— Aim of the task —
In the data below, locate each line with the word "Highway" and list it.

Records about charts and figures

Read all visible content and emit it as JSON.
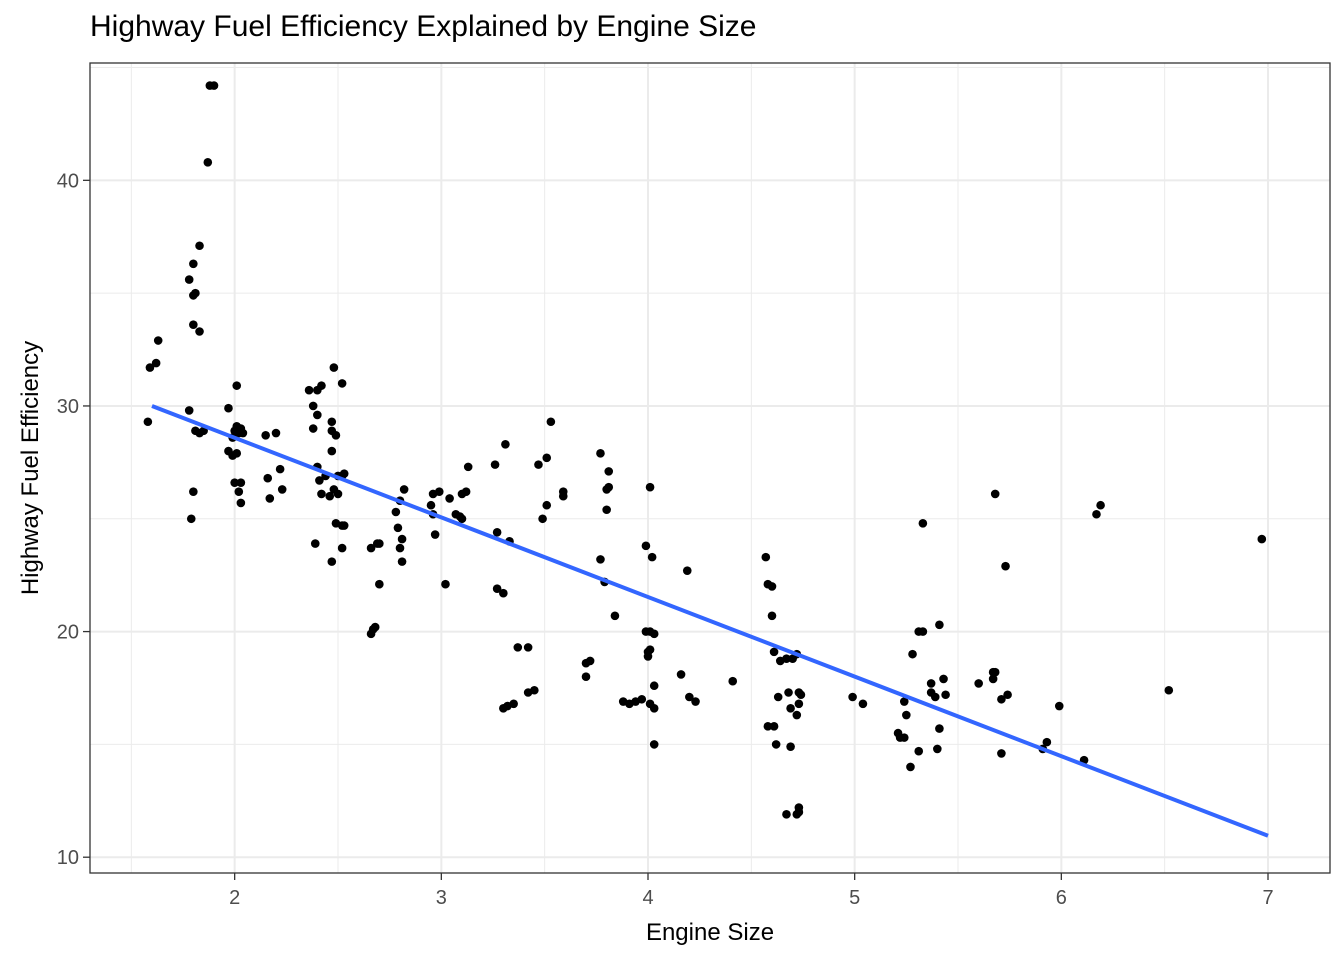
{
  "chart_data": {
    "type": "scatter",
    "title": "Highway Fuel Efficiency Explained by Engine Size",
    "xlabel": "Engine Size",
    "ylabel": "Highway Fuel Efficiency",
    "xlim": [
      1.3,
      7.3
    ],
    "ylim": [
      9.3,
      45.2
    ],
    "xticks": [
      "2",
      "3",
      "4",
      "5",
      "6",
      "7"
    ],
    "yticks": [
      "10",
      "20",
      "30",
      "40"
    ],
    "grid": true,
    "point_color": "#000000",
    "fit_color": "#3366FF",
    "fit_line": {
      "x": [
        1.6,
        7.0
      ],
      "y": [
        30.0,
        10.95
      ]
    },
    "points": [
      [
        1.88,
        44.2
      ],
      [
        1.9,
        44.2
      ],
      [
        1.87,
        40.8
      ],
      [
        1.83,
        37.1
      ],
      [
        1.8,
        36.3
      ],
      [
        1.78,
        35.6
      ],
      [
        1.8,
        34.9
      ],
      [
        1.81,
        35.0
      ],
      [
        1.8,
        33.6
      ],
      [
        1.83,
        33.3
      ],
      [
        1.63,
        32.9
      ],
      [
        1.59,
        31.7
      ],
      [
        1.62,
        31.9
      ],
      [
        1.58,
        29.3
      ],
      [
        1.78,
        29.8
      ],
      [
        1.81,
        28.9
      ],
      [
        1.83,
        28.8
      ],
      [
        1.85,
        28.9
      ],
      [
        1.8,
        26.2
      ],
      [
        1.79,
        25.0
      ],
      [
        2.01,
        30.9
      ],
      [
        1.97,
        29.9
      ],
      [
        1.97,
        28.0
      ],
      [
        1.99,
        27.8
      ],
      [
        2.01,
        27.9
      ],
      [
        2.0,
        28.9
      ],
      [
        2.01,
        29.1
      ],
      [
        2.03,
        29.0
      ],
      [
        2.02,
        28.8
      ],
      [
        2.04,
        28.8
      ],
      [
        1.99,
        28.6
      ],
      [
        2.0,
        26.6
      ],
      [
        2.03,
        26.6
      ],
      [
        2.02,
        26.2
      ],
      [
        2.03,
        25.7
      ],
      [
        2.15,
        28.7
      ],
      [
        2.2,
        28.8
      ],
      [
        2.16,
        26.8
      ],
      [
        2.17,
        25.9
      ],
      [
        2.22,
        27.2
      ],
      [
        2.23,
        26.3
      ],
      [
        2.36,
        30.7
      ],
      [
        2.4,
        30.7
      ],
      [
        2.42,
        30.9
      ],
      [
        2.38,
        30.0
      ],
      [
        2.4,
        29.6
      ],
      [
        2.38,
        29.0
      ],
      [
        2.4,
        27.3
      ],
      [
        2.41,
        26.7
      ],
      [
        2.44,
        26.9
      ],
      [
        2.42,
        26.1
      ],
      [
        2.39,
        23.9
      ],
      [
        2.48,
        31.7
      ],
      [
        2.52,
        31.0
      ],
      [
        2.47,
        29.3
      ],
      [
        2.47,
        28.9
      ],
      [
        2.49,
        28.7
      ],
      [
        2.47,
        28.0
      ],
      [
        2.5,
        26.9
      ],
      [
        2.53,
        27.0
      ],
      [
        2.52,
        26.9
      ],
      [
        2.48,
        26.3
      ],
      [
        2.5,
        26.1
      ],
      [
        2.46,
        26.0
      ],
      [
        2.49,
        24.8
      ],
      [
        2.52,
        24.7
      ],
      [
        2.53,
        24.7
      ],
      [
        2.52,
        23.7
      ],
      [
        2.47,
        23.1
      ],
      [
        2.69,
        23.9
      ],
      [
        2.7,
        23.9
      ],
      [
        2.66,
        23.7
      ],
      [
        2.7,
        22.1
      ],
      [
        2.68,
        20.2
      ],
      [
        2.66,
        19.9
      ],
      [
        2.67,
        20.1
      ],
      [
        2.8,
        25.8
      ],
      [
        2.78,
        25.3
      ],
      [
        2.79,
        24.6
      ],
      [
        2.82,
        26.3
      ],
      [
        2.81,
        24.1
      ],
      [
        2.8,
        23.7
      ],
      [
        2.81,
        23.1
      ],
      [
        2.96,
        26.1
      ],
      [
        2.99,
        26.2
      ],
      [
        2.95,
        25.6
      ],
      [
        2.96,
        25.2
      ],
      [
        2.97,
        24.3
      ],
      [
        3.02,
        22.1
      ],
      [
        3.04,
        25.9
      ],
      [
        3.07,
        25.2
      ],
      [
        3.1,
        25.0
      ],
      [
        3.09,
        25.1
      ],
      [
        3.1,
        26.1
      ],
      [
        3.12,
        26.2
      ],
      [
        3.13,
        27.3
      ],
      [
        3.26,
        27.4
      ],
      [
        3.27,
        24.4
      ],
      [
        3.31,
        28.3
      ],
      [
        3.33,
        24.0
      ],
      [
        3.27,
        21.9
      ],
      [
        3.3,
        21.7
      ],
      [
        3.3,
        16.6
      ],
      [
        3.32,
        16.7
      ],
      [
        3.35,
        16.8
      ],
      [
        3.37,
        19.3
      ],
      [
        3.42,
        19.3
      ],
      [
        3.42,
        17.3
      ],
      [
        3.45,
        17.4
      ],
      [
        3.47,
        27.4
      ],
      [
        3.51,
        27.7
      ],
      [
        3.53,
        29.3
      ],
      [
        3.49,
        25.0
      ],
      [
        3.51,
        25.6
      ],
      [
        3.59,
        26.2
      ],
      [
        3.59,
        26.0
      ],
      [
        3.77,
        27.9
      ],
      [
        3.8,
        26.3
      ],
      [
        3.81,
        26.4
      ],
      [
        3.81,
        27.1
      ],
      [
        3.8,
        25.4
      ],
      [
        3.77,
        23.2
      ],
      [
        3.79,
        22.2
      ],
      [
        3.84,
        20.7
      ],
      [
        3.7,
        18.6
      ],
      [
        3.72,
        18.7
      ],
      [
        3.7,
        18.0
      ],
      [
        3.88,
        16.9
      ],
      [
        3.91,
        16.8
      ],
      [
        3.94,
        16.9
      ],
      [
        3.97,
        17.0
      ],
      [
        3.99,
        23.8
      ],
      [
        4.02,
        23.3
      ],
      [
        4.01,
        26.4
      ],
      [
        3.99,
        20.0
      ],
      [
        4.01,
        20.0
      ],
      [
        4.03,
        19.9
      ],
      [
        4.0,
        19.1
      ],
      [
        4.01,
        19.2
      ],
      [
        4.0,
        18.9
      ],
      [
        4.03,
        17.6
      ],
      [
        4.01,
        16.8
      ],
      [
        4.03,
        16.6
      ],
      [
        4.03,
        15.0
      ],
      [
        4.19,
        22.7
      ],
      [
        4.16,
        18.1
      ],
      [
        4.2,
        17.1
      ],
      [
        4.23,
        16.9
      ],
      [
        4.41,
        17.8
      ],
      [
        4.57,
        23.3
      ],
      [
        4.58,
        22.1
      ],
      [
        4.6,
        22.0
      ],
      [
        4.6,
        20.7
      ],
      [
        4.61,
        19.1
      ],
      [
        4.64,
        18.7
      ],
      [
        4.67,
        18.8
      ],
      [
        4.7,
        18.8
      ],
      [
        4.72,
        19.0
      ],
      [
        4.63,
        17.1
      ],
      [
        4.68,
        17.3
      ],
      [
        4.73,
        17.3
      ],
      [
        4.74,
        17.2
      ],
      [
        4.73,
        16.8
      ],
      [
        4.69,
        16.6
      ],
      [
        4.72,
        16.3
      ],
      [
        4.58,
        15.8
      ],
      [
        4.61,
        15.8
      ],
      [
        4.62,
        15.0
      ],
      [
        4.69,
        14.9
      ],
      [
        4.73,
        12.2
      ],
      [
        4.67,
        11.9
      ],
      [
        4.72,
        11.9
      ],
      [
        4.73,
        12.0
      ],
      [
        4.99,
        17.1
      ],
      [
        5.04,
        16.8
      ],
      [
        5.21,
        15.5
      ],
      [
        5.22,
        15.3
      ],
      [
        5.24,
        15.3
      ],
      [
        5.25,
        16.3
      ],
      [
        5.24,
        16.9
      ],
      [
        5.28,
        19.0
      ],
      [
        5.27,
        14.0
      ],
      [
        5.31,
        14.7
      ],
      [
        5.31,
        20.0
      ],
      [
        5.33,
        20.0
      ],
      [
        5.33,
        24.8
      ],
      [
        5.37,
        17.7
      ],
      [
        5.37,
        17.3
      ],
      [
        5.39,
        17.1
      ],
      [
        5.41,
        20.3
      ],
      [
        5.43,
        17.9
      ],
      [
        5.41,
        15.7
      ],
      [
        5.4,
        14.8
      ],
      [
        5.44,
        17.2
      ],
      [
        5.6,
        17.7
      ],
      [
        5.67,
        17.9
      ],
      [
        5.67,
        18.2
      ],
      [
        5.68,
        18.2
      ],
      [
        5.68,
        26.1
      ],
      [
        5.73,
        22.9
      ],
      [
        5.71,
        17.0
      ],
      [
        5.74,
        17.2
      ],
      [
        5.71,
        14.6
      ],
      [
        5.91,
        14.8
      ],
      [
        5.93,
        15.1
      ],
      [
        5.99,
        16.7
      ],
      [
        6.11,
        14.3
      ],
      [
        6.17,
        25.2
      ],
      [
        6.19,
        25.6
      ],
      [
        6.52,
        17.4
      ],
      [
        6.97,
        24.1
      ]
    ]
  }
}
==
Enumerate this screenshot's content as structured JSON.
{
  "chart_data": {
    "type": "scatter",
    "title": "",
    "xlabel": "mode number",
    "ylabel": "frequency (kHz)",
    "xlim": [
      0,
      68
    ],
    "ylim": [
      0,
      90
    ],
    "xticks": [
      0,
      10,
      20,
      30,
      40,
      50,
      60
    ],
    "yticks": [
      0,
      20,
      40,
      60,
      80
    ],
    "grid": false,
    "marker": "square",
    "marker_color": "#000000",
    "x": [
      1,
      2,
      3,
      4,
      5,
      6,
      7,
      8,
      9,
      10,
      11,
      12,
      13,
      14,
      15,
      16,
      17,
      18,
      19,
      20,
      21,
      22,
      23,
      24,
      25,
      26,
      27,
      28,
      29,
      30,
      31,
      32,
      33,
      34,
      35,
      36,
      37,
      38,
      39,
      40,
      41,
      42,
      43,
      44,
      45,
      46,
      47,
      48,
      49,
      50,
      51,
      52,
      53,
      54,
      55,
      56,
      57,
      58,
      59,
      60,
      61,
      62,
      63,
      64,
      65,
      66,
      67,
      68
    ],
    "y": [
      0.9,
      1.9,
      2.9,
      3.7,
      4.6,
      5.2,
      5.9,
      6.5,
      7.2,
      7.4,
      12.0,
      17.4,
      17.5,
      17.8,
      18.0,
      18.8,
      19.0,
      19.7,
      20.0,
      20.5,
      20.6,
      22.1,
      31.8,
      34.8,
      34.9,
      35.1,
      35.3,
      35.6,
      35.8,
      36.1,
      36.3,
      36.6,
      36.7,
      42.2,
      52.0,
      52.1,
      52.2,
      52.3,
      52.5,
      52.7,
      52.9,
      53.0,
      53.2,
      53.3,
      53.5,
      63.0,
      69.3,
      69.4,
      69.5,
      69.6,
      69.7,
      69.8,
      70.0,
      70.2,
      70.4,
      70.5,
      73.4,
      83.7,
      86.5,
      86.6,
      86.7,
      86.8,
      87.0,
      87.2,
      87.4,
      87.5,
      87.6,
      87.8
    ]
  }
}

— Final answer —
    "title": "Highway Fuel Efficiency Explained by Engine Size",
    "ylabel": "Highway Fuel Efficiency",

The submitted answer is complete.